Give the data below again exactly as it stands. Omit the pictures.

>> START

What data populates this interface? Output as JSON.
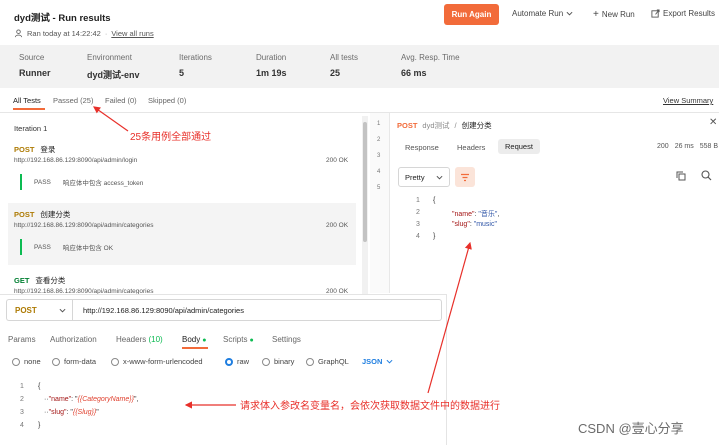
{
  "header": {
    "title": "dyd测试 - Run results",
    "ran_text": "Ran today at 14:22:42",
    "view_all_runs": "View all runs",
    "run_again": "Run Again",
    "automate_run": "Automate Run",
    "new_run": "New Run",
    "export_results": "Export Results"
  },
  "stats": [
    {
      "label": "Source",
      "value": "Runner"
    },
    {
      "label": "Environment",
      "value": "dyd测试-env"
    },
    {
      "label": "Iterations",
      "value": "5"
    },
    {
      "label": "Duration",
      "value": "1m 19s"
    },
    {
      "label": "All tests",
      "value": "25"
    },
    {
      "label": "Avg. Resp. Time",
      "value": "66 ms"
    }
  ],
  "tabs": {
    "all": "All Tests",
    "passed": "Passed (25)",
    "failed": "Failed (0)",
    "skipped": "Skipped (0)",
    "view_summary": "View Summary"
  },
  "results": {
    "iteration": "Iteration 1",
    "items": [
      {
        "method": "POST",
        "name": "登录",
        "url": "http://192.168.86.129:8090/api/admin/login",
        "status": "200 OK",
        "pass": "PASS",
        "test": "响应体中包含 access_token"
      },
      {
        "method": "POST",
        "name": "创建分类",
        "url": "http://192.168.86.129:8090/api/admin/categories",
        "status": "200 OK",
        "pass": "PASS",
        "test": "响应体中包含 OK"
      },
      {
        "method": "GET",
        "name": "查看分类",
        "url": "http://192.168.86.129:8090/api/admin/categories",
        "status": "200 OK"
      }
    ]
  },
  "right_panel": {
    "gutter": [
      "1",
      "2",
      "3",
      "4",
      "5"
    ],
    "method": "POST",
    "collection": "dyd测试",
    "separator": "/",
    "request_name": "创建分类",
    "tabs": [
      "Response",
      "Headers",
      "Request"
    ],
    "status": "200",
    "time": "26 ms",
    "size": "558 B",
    "format": "Pretty",
    "code_lines": [
      "1",
      "2",
      "3",
      "4"
    ],
    "code": {
      "open": "{",
      "name_key": "\"name\"",
      "name_val": "\"音乐\"",
      "slug_key": "\"slug\"",
      "slug_val": "\"music\"",
      "close": "}"
    }
  },
  "bottom_panel": {
    "method": "POST",
    "url": "http://192.168.86.129:8090/api/admin/categories",
    "tabs": {
      "params": "Params",
      "auth": "Authorization",
      "headers": "Headers",
      "headers_count": "(10)",
      "body": "Body",
      "scripts": "Scripts",
      "settings": "Settings"
    },
    "body_types": [
      "none",
      "form-data",
      "x-www-form-urlencoded",
      "raw",
      "binary",
      "GraphQL"
    ],
    "body_format": "JSON",
    "code_lines": [
      "1",
      "2",
      "3",
      "4"
    ],
    "code": {
      "open": "{",
      "name_key": "\"name\"",
      "name_var": "{{CategoryName}}",
      "slug_key": "\"slug\"",
      "slug_var": "{{Slug}}",
      "close": "}"
    }
  },
  "annotations": {
    "passed_note": "25条用例全部通过",
    "body_note": "请求体入参改名变量名，会依次获取数据文件中的数据进行"
  },
  "watermark": "CSDN @壹心分享",
  "colors": {
    "accent": "#f26b3a",
    "pass": "#0cbb52",
    "annotation": "#e8302a",
    "json": "#1f7ee0"
  }
}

>> END

• **Answer for this exercise**:
What data populates this interface? Output as JSON.
{
  "header": {
    "title": "dyd测试 - Run results",
    "ran_text": "Ran today at 14:22:42",
    "view_all_runs": "View all runs",
    "run_again": "Run Again",
    "automate_run": "Automate Run",
    "new_run": "New Run",
    "export_results": "Export Results"
  },
  "stats": [
    {
      "label": "Source",
      "value": "Runner"
    },
    {
      "label": "Environment",
      "value": "dyd测试-env"
    },
    {
      "label": "Iterations",
      "value": "5"
    },
    {
      "label": "Duration",
      "value": "1m 19s"
    },
    {
      "label": "All tests",
      "value": "25"
    },
    {
      "label": "Avg. Resp. Time",
      "value": "66 ms"
    }
  ],
  "tabs": {
    "all": "All Tests",
    "passed": "Passed (25)",
    "failed": "Failed (0)",
    "skipped": "Skipped (0)",
    "view_summary": "View Summary"
  },
  "results": {
    "iteration": "Iteration 1",
    "items": [
      {
        "method": "POST",
        "name": "登录",
        "url": "http://192.168.86.129:8090/api/admin/login",
        "status": "200 OK",
        "pass": "PASS",
        "test": "响应体中包含 access_token"
      },
      {
        "method": "POST",
        "name": "创建分类",
        "url": "http://192.168.86.129:8090/api/admin/categories",
        "status": "200 OK",
        "pass": "PASS",
        "test": "响应体中包含 OK"
      },
      {
        "method": "GET",
        "name": "查看分类",
        "url": "http://192.168.86.129:8090/api/admin/categories",
        "status": "200 OK"
      }
    ]
  },
  "right_panel": {
    "gutter": [
      "1",
      "2",
      "3",
      "4",
      "5"
    ],
    "method": "POST",
    "collection": "dyd测试",
    "separator": "/",
    "request_name": "创建分类",
    "tabs": [
      "Response",
      "Headers",
      "Request"
    ],
    "status": "200",
    "time": "26 ms",
    "size": "558 B",
    "format": "Pretty",
    "code_lines": [
      "1",
      "2",
      "3",
      "4"
    ],
    "code": {
      "open": "{",
      "name_key": "\"name\"",
      "name_val": "\"音乐\"",
      "slug_key": "\"slug\"",
      "slug_val": "\"music\"",
      "close": "}"
    }
  },
  "bottom_panel": {
    "method": "POST",
    "url": "http://192.168.86.129:8090/api/admin/categories",
    "tabs": {
      "params": "Params",
      "auth": "Authorization",
      "headers": "Headers",
      "headers_count": "(10)",
      "body": "Body",
      "scripts": "Scripts",
      "settings": "Settings"
    },
    "body_types": [
      "none",
      "form-data",
      "x-www-form-urlencoded",
      "raw",
      "binary",
      "GraphQL"
    ],
    "body_format": "JSON",
    "code_lines": [
      "1",
      "2",
      "3",
      "4"
    ],
    "code": {
      "open": "{",
      "name_key": "\"name\"",
      "name_var": "{{CategoryName}}",
      "slug_key": "\"slug\"",
      "slug_var": "{{Slug}}",
      "close": "}"
    }
  },
  "annotations": {
    "passed_note": "25条用例全部通过",
    "body_note": "请求体入参改名变量名，会依次获取数据文件中的数据进行"
  },
  "watermark": "CSDN @壹心分享",
  "colors": {
    "accent": "#f26b3a",
    "pass": "#0cbb52",
    "annotation": "#e8302a",
    "json": "#1f7ee0"
  }
}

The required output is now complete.